Spot each line that carries the word "structured"; copy those lines.

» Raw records
___

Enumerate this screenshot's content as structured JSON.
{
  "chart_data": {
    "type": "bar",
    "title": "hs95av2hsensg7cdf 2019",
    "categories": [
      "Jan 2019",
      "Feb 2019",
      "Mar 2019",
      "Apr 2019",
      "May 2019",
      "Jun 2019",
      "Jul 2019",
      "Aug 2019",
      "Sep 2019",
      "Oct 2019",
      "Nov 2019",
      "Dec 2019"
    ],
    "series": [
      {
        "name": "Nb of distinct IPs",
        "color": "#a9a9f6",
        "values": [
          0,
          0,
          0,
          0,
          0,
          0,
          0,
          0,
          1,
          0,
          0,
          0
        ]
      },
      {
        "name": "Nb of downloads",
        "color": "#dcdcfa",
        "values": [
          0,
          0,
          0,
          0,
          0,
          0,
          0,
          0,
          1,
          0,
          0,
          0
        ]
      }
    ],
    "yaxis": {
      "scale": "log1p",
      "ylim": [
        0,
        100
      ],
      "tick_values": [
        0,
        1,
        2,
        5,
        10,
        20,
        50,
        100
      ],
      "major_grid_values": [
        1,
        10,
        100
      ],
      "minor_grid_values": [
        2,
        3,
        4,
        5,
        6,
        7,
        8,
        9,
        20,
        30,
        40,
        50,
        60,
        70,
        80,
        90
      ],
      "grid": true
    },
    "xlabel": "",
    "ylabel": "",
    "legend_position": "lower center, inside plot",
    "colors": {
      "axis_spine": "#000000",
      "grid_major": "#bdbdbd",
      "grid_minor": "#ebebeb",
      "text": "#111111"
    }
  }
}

___

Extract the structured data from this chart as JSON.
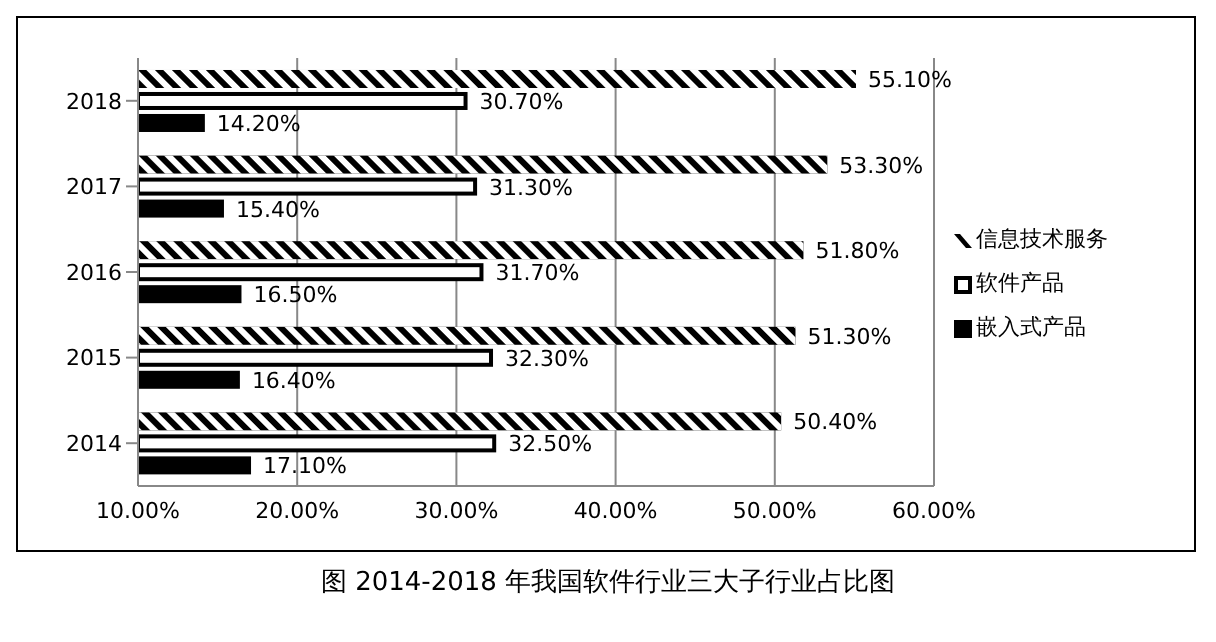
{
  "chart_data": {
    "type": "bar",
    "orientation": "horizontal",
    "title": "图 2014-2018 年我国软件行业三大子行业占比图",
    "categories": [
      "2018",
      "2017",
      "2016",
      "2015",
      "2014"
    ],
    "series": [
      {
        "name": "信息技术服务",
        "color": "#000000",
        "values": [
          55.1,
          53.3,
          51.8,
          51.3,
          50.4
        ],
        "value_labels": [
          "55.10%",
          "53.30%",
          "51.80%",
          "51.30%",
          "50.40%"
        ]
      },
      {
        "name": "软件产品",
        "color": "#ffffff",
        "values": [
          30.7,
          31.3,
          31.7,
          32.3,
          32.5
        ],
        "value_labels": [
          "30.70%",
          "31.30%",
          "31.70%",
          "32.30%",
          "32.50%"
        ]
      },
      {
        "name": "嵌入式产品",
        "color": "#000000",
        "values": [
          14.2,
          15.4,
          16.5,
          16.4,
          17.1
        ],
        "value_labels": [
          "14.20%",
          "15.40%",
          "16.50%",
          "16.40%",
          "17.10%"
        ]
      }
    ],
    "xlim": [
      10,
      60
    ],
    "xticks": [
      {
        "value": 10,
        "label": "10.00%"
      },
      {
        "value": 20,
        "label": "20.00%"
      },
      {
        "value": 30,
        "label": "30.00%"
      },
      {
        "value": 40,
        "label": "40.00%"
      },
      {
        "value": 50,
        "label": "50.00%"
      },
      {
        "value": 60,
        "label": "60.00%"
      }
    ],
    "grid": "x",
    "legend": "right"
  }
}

___

» Final answer
Enumerate this screenshot's content as structured JSON.
Extract the structured data from this chart as JSON.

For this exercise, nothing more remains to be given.